Work instructions: Nothing in the data should change when you return it, but leave the pictures out.

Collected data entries
>> BEGIN

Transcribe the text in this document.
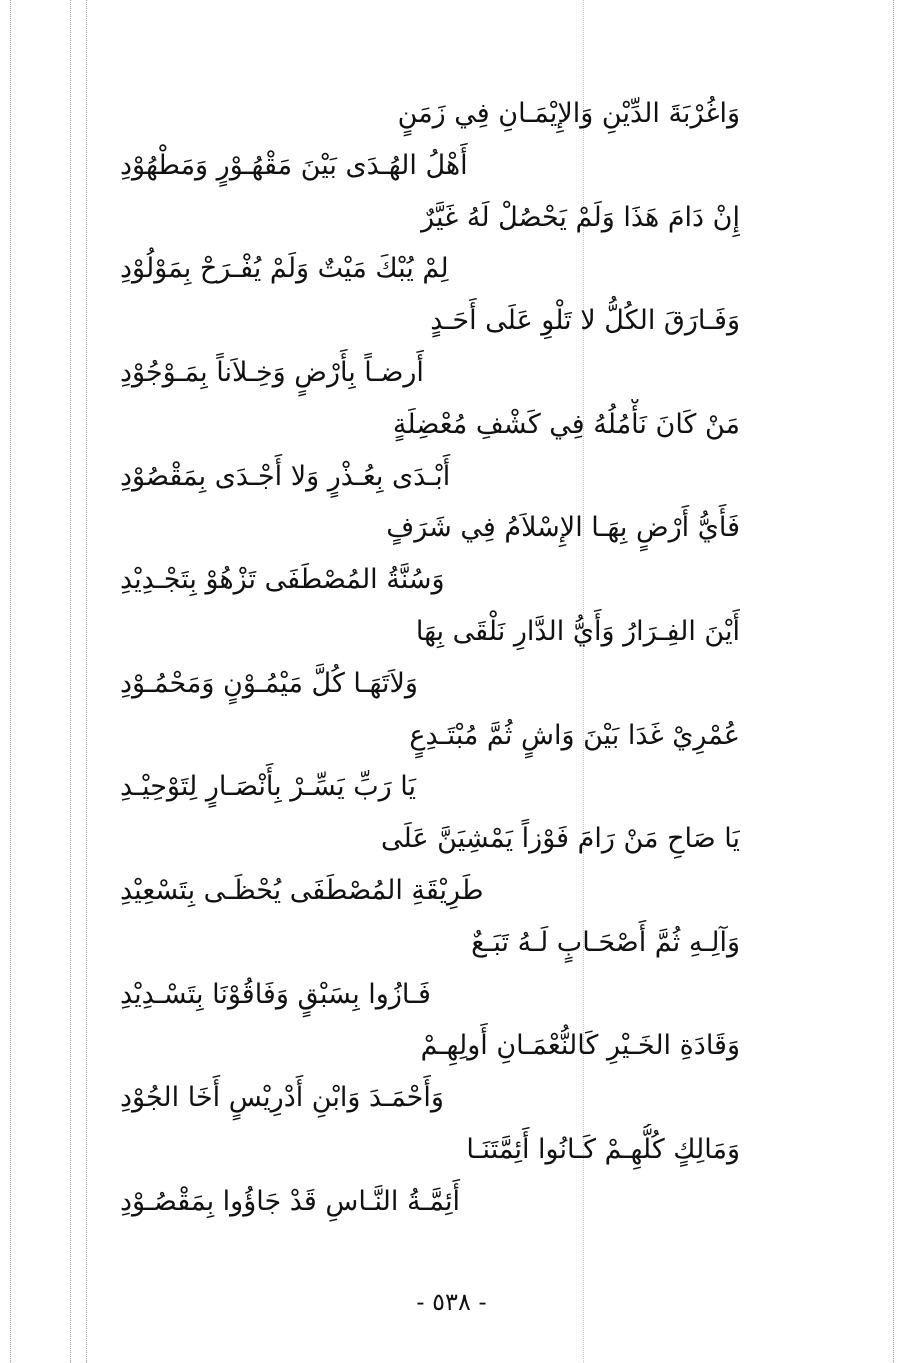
وَاغُرْبَةَ الدِّيْنِ وَالإِيْمَـانِ فِي زَمَنٍ
أَهْلُ الهُـدَى بَيْنَ مَقْهُـوْرٍ وَمَطْهُوْدِ
إِنْ دَامَ هَذَا وَلَمْ يَحْصُلْ لَهُ غَيَّرٌ
لِمْ يُبْكَ مَيْتٌ وَلَمْ يُفْـرَحْ بِمَوْلُوْدِ
وَفَـارَقَ الكُلُّ لا تَلْوِ عَلَى أَحَـدٍ
أَرضـاً بِأَرْضٍ وَخِـلاَناً بِمَـوْجُوْدِ
مَنْ كَانَ نَأْمُلُهُ فِي كَشْفِ مُعْضِلَةٍ
أَبْـدَى بِعُـذْرٍ وَلا أَجْـدَى بِمَقْصُوْدِ
فَأَيُّ أَرْضٍ بِهَـا الإِسْلاَمُ فِي شَرَفٍ
وَسُنَّةُ المُصْطَفَى تَزْهُوْ بِتَجْـدِيْدِ
أَيْنَ الفِـرَارُ وَأَيُّ الدَّارِ نَلْقَى بِهَا
وَلاَتَهَـا كُلَّ مَيْمُـوْنٍ وَمَحْمُـوْدِ
عُمْرِيْ غَدَا بَيْنَ وَاشٍ ثُمَّ مُبْتَـدِعٍ
يَا رَبِّ يَسِّـرْ بِأَنْصَـارٍ لِتَوْحِيْـدِ
يَا صَاحِ مَنْ رَامَ فَوْزاً يَمْشِيَنَّ عَلَى
طَرِيْقَةِ المُصْطَفَى يُحْظَـى بِتَسْعِيْدِ
وَآلِـهِ ثُمَّ أَصْحَـابٍ لَـهُ تَبَـعٌ
فَـازُوا بِسَبْقٍ وَفَاقُوْنَا بِتَسْـدِيْدِ
وَقَادَةِ الخَـيْرِ كَالنُّعْمَـانِ أَولِهِـمْ
وَأَحْمَـدَ وَابْنِ أَدْرِيْسٍ أَخَا الجُوْدِ
وَمَالِكٍ كُلُّهِـمْ كَـانُوا أَئِمَّتَنَـا
أَئِمَّـةُ النَّـاسِ قَدْ جَاؤُوا بِمَقْصُـوْدِ
- ٥٣٨ -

>> END

Task response:
Transcribe the text in this document.
وَاغُرْبَةَ الدِّيْنِ وَالإِيْمَـانِ فِي زَمَنٍ
أَهْلُ الهُـدَى بَيْنَ مَقْهُـوْرٍ وَمَطْهُوْدِ
إِنْ دَامَ هَذَا وَلَمْ يَحْصُلْ لَهُ غَيَّرٌ
لِمْ يُبْكَ مَيْتٌ وَلَمْ يُفْـرَحْ بِمَوْلُوْدِ
وَفَـارَقَ الكُلُّ لا تَلْوِ عَلَى أَحَـدٍ
أَرضـاً بِأَرْضٍ وَخِـلاَناً بِمَـوْجُوْدِ
مَنْ كَانَ نَأْمُلُهُ فِي كَشْفِ مُعْضِلَةٍ
أَبْـدَى بِعُـذْرٍ وَلا أَجْـدَى بِمَقْصُوْدِ
فَأَيُّ أَرْضٍ بِهَـا الإِسْلاَمُ فِي شَرَفٍ
وَسُنَّةُ المُصْطَفَى تَزْهُوْ بِتَجْـدِيْدِ
أَيْنَ الفِـرَارُ وَأَيُّ الدَّارِ نَلْقَى بِهَا
وَلاَتَهَـا كُلَّ مَيْمُـوْنٍ وَمَحْمُـوْدِ
عُمْرِيْ غَدَا بَيْنَ وَاشٍ ثُمَّ مُبْتَـدِعٍ
يَا رَبِّ يَسِّـرْ بِأَنْصَـارٍ لِتَوْحِيْـدِ
يَا صَاحِ مَنْ رَامَ فَوْزاً يَمْشِيَنَّ عَلَى
طَرِيْقَةِ المُصْطَفَى يُحْظَـى بِتَسْعِيْدِ
وَآلِـهِ ثُمَّ أَصْحَـابٍ لَـهُ تَبَـعٌ
فَـازُوا بِسَبْقٍ وَفَاقُوْنَا بِتَسْـدِيْدِ
وَقَادَةِ الخَـيْرِ كَالنُّعْمَـانِ أَولِهِـمْ
وَأَحْمَـدَ وَابْنِ أَدْرِيْسٍ أَخَا الجُوْدِ
وَمَالِكٍ كُلُّهِـمْ كَـانُوا أَئِمَّتَنَـا
أَئِمَّـةُ النَّـاسِ قَدْ جَاؤُوا بِمَقْصُـوْدِ
- ٥٣٨ -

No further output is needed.